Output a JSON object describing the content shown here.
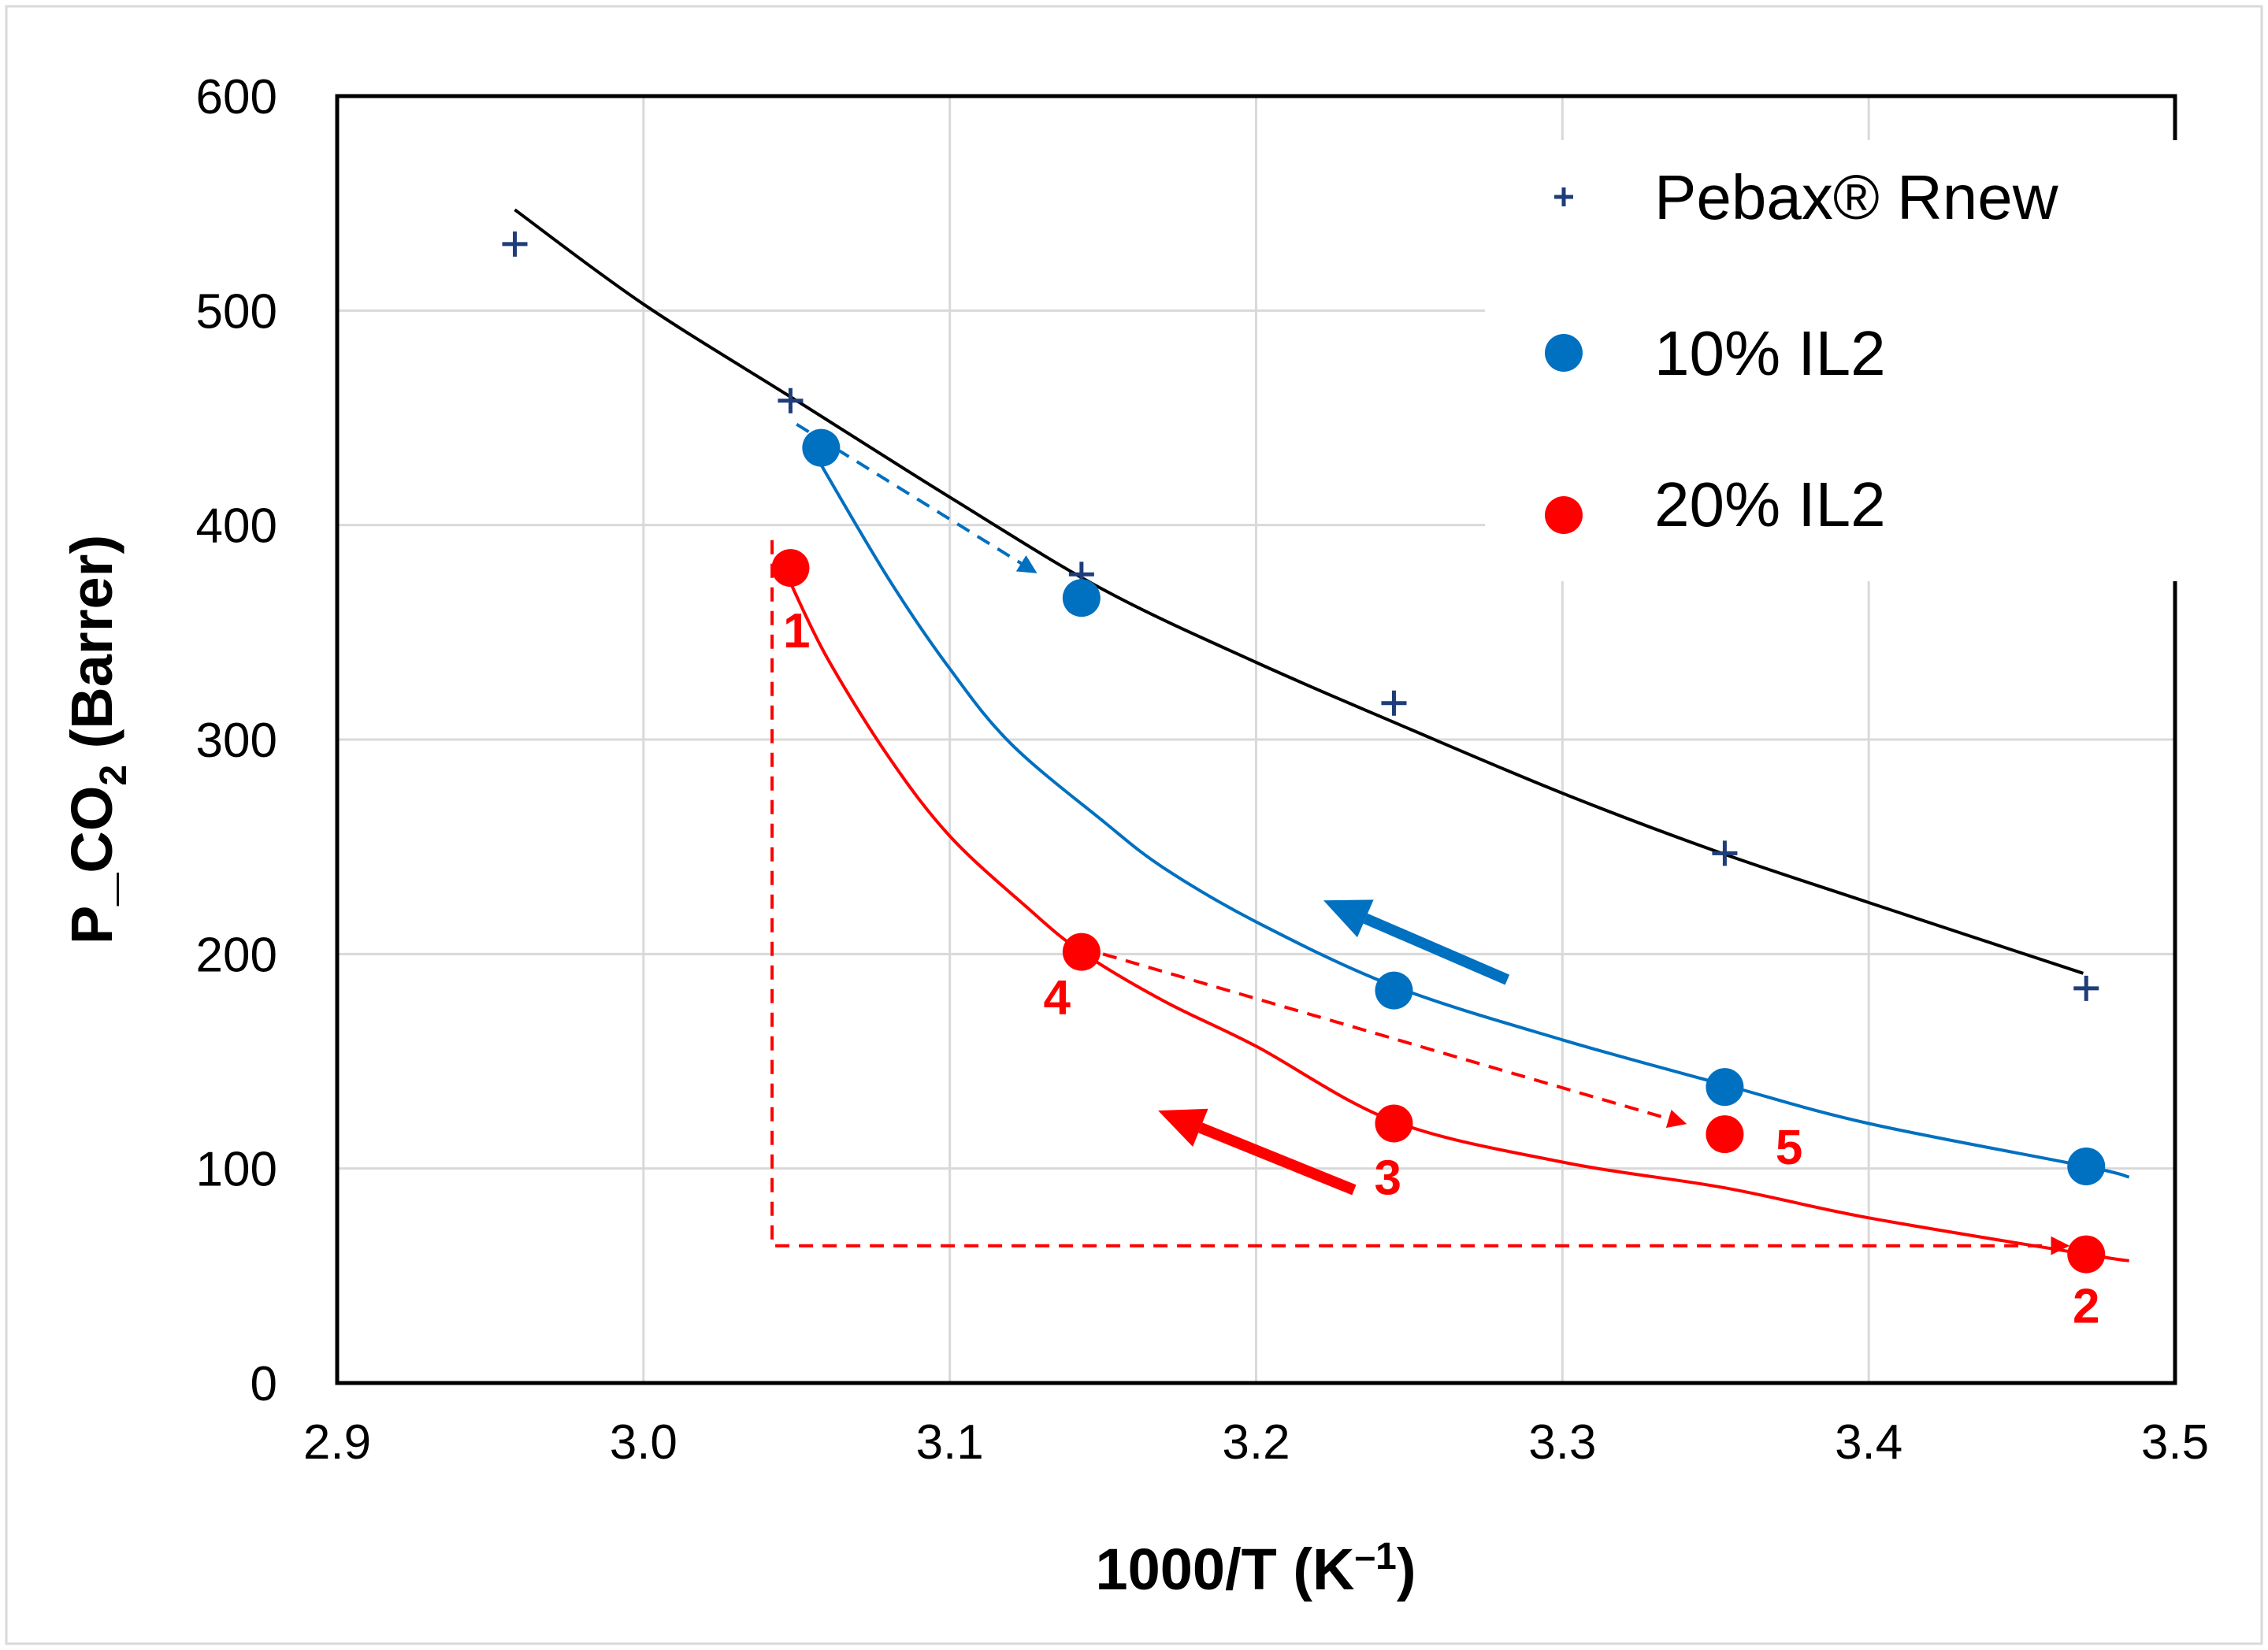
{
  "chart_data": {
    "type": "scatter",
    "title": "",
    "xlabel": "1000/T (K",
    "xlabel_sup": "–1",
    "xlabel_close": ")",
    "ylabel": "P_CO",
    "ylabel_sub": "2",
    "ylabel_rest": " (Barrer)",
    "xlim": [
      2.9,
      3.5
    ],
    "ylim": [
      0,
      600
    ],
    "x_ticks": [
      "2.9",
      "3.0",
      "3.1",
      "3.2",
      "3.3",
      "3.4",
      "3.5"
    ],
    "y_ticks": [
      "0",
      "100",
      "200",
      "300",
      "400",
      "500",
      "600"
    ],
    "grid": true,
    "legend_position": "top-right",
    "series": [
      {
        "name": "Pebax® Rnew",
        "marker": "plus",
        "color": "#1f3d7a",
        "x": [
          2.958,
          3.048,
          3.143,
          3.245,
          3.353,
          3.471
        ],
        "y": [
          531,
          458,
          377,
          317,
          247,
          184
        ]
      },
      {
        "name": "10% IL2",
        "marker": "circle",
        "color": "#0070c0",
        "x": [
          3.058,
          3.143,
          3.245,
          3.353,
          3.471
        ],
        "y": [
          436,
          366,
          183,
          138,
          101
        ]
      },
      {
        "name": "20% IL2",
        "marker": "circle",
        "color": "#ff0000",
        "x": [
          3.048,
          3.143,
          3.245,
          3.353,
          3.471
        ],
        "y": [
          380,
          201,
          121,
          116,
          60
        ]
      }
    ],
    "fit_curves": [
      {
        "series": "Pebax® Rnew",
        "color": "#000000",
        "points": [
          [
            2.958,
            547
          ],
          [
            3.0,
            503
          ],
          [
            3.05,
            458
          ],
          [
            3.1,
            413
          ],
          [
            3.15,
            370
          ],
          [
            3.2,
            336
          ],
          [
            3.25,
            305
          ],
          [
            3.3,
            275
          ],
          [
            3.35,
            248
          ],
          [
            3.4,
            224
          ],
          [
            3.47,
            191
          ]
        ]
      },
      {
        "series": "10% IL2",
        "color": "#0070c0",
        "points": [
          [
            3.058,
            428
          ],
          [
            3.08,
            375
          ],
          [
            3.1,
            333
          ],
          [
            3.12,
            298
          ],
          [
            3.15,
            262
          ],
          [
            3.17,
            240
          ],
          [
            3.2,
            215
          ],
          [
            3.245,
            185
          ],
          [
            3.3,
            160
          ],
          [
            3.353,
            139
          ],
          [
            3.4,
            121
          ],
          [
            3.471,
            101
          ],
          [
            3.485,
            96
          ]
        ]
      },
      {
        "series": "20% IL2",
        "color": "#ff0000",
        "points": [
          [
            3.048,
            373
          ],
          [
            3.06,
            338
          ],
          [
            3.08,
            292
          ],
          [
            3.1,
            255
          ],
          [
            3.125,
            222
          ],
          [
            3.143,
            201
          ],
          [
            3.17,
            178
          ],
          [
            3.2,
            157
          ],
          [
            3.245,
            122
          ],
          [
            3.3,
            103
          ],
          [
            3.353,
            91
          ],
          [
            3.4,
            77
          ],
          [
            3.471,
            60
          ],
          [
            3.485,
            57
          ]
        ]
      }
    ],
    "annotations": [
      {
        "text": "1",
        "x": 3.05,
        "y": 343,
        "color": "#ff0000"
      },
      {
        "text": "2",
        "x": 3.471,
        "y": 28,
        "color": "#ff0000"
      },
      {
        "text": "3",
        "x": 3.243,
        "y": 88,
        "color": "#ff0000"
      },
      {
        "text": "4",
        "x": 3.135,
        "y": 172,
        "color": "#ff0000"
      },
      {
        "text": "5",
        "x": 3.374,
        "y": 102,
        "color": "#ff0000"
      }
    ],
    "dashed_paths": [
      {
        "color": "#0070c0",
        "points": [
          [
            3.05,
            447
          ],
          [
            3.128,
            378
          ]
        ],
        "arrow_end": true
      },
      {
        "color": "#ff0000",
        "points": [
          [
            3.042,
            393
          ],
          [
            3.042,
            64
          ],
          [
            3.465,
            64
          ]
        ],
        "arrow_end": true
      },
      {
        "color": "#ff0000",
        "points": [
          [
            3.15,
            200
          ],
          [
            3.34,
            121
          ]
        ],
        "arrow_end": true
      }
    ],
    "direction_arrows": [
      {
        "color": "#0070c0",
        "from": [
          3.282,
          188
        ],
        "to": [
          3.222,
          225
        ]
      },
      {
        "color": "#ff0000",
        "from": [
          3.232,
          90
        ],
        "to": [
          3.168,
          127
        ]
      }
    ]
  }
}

The exercise
Exactly reproduce each record, leaving out any pictures.

Solved exercise
Output a JSON object describing the content shown here.
{
  "chart_data": {
    "type": "scatter",
    "title": "",
    "xlabel": "1000/T (K",
    "xlabel_sup": "–1",
    "xlabel_close": ")",
    "ylabel": "P_CO",
    "ylabel_sub": "2",
    "ylabel_rest": " (Barrer)",
    "xlim": [
      2.9,
      3.5
    ],
    "ylim": [
      0,
      600
    ],
    "x_ticks": [
      "2.9",
      "3.0",
      "3.1",
      "3.2",
      "3.3",
      "3.4",
      "3.5"
    ],
    "y_ticks": [
      "0",
      "100",
      "200",
      "300",
      "400",
      "500",
      "600"
    ],
    "grid": true,
    "legend_position": "top-right",
    "series": [
      {
        "name": "Pebax® Rnew",
        "marker": "plus",
        "color": "#1f3d7a",
        "x": [
          2.958,
          3.048,
          3.143,
          3.245,
          3.353,
          3.471
        ],
        "y": [
          531,
          458,
          377,
          317,
          247,
          184
        ]
      },
      {
        "name": "10% IL2",
        "marker": "circle",
        "color": "#0070c0",
        "x": [
          3.058,
          3.143,
          3.245,
          3.353,
          3.471
        ],
        "y": [
          436,
          366,
          183,
          138,
          101
        ]
      },
      {
        "name": "20% IL2",
        "marker": "circle",
        "color": "#ff0000",
        "x": [
          3.048,
          3.143,
          3.245,
          3.353,
          3.471
        ],
        "y": [
          380,
          201,
          121,
          116,
          60
        ]
      }
    ],
    "fit_curves": [
      {
        "series": "Pebax® Rnew",
        "color": "#000000",
        "points": [
          [
            2.958,
            547
          ],
          [
            3.0,
            503
          ],
          [
            3.05,
            458
          ],
          [
            3.1,
            413
          ],
          [
            3.15,
            370
          ],
          [
            3.2,
            336
          ],
          [
            3.25,
            305
          ],
          [
            3.3,
            275
          ],
          [
            3.35,
            248
          ],
          [
            3.4,
            224
          ],
          [
            3.47,
            191
          ]
        ]
      },
      {
        "series": "10% IL2",
        "color": "#0070c0",
        "points": [
          [
            3.058,
            428
          ],
          [
            3.08,
            375
          ],
          [
            3.1,
            333
          ],
          [
            3.12,
            298
          ],
          [
            3.15,
            262
          ],
          [
            3.17,
            240
          ],
          [
            3.2,
            215
          ],
          [
            3.245,
            185
          ],
          [
            3.3,
            160
          ],
          [
            3.353,
            139
          ],
          [
            3.4,
            121
          ],
          [
            3.471,
            101
          ],
          [
            3.485,
            96
          ]
        ]
      },
      {
        "series": "20% IL2",
        "color": "#ff0000",
        "points": [
          [
            3.048,
            373
          ],
          [
            3.06,
            338
          ],
          [
            3.08,
            292
          ],
          [
            3.1,
            255
          ],
          [
            3.125,
            222
          ],
          [
            3.143,
            201
          ],
          [
            3.17,
            178
          ],
          [
            3.2,
            157
          ],
          [
            3.245,
            122
          ],
          [
            3.3,
            103
          ],
          [
            3.353,
            91
          ],
          [
            3.4,
            77
          ],
          [
            3.471,
            60
          ],
          [
            3.485,
            57
          ]
        ]
      }
    ],
    "annotations": [
      {
        "text": "1",
        "x": 3.05,
        "y": 343,
        "color": "#ff0000"
      },
      {
        "text": "2",
        "x": 3.471,
        "y": 28,
        "color": "#ff0000"
      },
      {
        "text": "3",
        "x": 3.243,
        "y": 88,
        "color": "#ff0000"
      },
      {
        "text": "4",
        "x": 3.135,
        "y": 172,
        "color": "#ff0000"
      },
      {
        "text": "5",
        "x": 3.374,
        "y": 102,
        "color": "#ff0000"
      }
    ],
    "dashed_paths": [
      {
        "color": "#0070c0",
        "points": [
          [
            3.05,
            447
          ],
          [
            3.128,
            378
          ]
        ],
        "arrow_end": true
      },
      {
        "color": "#ff0000",
        "points": [
          [
            3.042,
            393
          ],
          [
            3.042,
            64
          ],
          [
            3.465,
            64
          ]
        ],
        "arrow_end": true
      },
      {
        "color": "#ff0000",
        "points": [
          [
            3.15,
            200
          ],
          [
            3.34,
            121
          ]
        ],
        "arrow_end": true
      }
    ],
    "direction_arrows": [
      {
        "color": "#0070c0",
        "from": [
          3.282,
          188
        ],
        "to": [
          3.222,
          225
        ]
      },
      {
        "color": "#ff0000",
        "from": [
          3.232,
          90
        ],
        "to": [
          3.168,
          127
        ]
      }
    ]
  }
}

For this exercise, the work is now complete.